━━━━━ EXTRACTED DATA

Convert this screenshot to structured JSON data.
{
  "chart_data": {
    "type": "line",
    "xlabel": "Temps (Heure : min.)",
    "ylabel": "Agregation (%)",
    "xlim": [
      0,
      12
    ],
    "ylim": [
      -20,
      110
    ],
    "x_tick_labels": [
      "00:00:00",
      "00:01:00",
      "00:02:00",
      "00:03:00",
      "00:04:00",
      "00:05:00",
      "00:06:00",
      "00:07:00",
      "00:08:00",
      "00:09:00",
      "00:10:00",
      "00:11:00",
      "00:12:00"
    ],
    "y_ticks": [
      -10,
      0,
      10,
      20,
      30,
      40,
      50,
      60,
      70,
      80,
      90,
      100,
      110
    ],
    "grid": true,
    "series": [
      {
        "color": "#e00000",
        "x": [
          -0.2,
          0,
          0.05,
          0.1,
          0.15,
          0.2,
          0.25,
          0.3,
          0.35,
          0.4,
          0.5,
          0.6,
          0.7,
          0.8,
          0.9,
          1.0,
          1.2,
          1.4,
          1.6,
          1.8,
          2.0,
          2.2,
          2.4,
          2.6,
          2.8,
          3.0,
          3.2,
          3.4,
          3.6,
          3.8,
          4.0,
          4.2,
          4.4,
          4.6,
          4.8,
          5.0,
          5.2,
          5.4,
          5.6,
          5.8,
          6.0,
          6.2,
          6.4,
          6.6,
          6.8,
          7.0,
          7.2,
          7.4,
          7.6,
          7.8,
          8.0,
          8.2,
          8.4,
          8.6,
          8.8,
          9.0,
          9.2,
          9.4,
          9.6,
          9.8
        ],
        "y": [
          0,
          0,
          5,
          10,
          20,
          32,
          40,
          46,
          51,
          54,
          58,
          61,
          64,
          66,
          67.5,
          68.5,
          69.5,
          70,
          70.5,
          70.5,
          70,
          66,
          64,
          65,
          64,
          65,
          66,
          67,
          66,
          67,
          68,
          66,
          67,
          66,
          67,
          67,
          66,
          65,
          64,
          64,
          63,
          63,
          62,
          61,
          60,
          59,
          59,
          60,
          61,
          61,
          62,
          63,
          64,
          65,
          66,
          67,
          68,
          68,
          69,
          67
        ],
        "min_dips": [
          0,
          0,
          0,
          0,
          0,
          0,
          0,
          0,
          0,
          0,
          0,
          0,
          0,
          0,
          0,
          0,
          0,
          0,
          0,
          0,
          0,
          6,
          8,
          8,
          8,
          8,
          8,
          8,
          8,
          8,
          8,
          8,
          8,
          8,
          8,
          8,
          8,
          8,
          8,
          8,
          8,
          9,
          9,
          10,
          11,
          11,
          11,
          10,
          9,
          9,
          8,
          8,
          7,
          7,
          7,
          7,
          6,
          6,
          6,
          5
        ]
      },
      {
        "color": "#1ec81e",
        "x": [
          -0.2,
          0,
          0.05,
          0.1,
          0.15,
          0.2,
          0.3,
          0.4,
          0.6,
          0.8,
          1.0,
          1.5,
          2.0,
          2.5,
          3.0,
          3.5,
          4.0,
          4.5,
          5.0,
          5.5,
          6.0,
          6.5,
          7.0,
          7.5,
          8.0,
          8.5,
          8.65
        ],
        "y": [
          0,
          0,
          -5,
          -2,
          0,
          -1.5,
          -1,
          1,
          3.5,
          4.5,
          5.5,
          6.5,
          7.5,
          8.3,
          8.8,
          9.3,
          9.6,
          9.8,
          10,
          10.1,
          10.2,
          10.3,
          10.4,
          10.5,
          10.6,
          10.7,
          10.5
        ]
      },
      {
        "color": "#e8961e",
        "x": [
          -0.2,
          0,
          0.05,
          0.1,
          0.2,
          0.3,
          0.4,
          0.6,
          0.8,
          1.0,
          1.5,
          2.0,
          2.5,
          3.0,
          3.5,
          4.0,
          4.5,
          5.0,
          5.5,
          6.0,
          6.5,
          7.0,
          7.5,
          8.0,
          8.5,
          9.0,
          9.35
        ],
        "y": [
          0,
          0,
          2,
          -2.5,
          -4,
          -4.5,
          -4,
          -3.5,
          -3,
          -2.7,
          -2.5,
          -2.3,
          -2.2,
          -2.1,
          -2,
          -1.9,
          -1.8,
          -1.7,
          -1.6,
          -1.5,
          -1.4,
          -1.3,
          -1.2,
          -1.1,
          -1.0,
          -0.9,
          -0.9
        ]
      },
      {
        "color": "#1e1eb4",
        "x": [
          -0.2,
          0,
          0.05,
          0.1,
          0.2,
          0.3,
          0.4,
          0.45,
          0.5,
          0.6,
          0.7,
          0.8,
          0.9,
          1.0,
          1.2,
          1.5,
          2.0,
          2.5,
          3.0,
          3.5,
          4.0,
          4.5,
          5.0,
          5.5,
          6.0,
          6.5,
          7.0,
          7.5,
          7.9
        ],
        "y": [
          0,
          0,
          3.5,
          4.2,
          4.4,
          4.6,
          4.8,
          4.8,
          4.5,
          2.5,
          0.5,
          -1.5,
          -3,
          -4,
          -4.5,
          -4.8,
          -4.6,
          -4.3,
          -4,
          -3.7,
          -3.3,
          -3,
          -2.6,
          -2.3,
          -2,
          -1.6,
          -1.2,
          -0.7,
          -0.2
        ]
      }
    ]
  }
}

━━━━━━━━━━

Extract the entries above verbatim.

COMPLETE ANSWER.
Convert this screenshot to structured JSON data.
{
  "chart_data": {
    "type": "line",
    "xlabel": "Temps (Heure : min.)",
    "ylabel": "Agregation (%)",
    "xlim": [
      0,
      12
    ],
    "ylim": [
      -20,
      110
    ],
    "x_tick_labels": [
      "00:00:00",
      "00:01:00",
      "00:02:00",
      "00:03:00",
      "00:04:00",
      "00:05:00",
      "00:06:00",
      "00:07:00",
      "00:08:00",
      "00:09:00",
      "00:10:00",
      "00:11:00",
      "00:12:00"
    ],
    "y_ticks": [
      -10,
      0,
      10,
      20,
      30,
      40,
      50,
      60,
      70,
      80,
      90,
      100,
      110
    ],
    "grid": true,
    "series": [
      {
        "color": "#e00000",
        "x": [
          -0.2,
          0,
          0.05,
          0.1,
          0.15,
          0.2,
          0.25,
          0.3,
          0.35,
          0.4,
          0.5,
          0.6,
          0.7,
          0.8,
          0.9,
          1.0,
          1.2,
          1.4,
          1.6,
          1.8,
          2.0,
          2.2,
          2.4,
          2.6,
          2.8,
          3.0,
          3.2,
          3.4,
          3.6,
          3.8,
          4.0,
          4.2,
          4.4,
          4.6,
          4.8,
          5.0,
          5.2,
          5.4,
          5.6,
          5.8,
          6.0,
          6.2,
          6.4,
          6.6,
          6.8,
          7.0,
          7.2,
          7.4,
          7.6,
          7.8,
          8.0,
          8.2,
          8.4,
          8.6,
          8.8,
          9.0,
          9.2,
          9.4,
          9.6,
          9.8
        ],
        "y": [
          0,
          0,
          5,
          10,
          20,
          32,
          40,
          46,
          51,
          54,
          58,
          61,
          64,
          66,
          67.5,
          68.5,
          69.5,
          70,
          70.5,
          70.5,
          70,
          66,
          64,
          65,
          64,
          65,
          66,
          67,
          66,
          67,
          68,
          66,
          67,
          66,
          67,
          67,
          66,
          65,
          64,
          64,
          63,
          63,
          62,
          61,
          60,
          59,
          59,
          60,
          61,
          61,
          62,
          63,
          64,
          65,
          66,
          67,
          68,
          68,
          69,
          67
        ],
        "min_dips": [
          0,
          0,
          0,
          0,
          0,
          0,
          0,
          0,
          0,
          0,
          0,
          0,
          0,
          0,
          0,
          0,
          0,
          0,
          0,
          0,
          0,
          6,
          8,
          8,
          8,
          8,
          8,
          8,
          8,
          8,
          8,
          8,
          8,
          8,
          8,
          8,
          8,
          8,
          8,
          8,
          8,
          9,
          9,
          10,
          11,
          11,
          11,
          10,
          9,
          9,
          8,
          8,
          7,
          7,
          7,
          7,
          6,
          6,
          6,
          5
        ]
      },
      {
        "color": "#1ec81e",
        "x": [
          -0.2,
          0,
          0.05,
          0.1,
          0.15,
          0.2,
          0.3,
          0.4,
          0.6,
          0.8,
          1.0,
          1.5,
          2.0,
          2.5,
          3.0,
          3.5,
          4.0,
          4.5,
          5.0,
          5.5,
          6.0,
          6.5,
          7.0,
          7.5,
          8.0,
          8.5,
          8.65
        ],
        "y": [
          0,
          0,
          -5,
          -2,
          0,
          -1.5,
          -1,
          1,
          3.5,
          4.5,
          5.5,
          6.5,
          7.5,
          8.3,
          8.8,
          9.3,
          9.6,
          9.8,
          10,
          10.1,
          10.2,
          10.3,
          10.4,
          10.5,
          10.6,
          10.7,
          10.5
        ]
      },
      {
        "color": "#e8961e",
        "x": [
          -0.2,
          0,
          0.05,
          0.1,
          0.2,
          0.3,
          0.4,
          0.6,
          0.8,
          1.0,
          1.5,
          2.0,
          2.5,
          3.0,
          3.5,
          4.0,
          4.5,
          5.0,
          5.5,
          6.0,
          6.5,
          7.0,
          7.5,
          8.0,
          8.5,
          9.0,
          9.35
        ],
        "y": [
          0,
          0,
          2,
          -2.5,
          -4,
          -4.5,
          -4,
          -3.5,
          -3,
          -2.7,
          -2.5,
          -2.3,
          -2.2,
          -2.1,
          -2,
          -1.9,
          -1.8,
          -1.7,
          -1.6,
          -1.5,
          -1.4,
          -1.3,
          -1.2,
          -1.1,
          -1.0,
          -0.9,
          -0.9
        ]
      },
      {
        "color": "#1e1eb4",
        "x": [
          -0.2,
          0,
          0.05,
          0.1,
          0.2,
          0.3,
          0.4,
          0.45,
          0.5,
          0.6,
          0.7,
          0.8,
          0.9,
          1.0,
          1.2,
          1.5,
          2.0,
          2.5,
          3.0,
          3.5,
          4.0,
          4.5,
          5.0,
          5.5,
          6.0,
          6.5,
          7.0,
          7.5,
          7.9
        ],
        "y": [
          0,
          0,
          3.5,
          4.2,
          4.4,
          4.6,
          4.8,
          4.8,
          4.5,
          2.5,
          0.5,
          -1.5,
          -3,
          -4,
          -4.5,
          -4.8,
          -4.6,
          -4.3,
          -4,
          -3.7,
          -3.3,
          -3,
          -2.6,
          -2.3,
          -2,
          -1.6,
          -1.2,
          -0.7,
          -0.2
        ]
      }
    ]
  }
}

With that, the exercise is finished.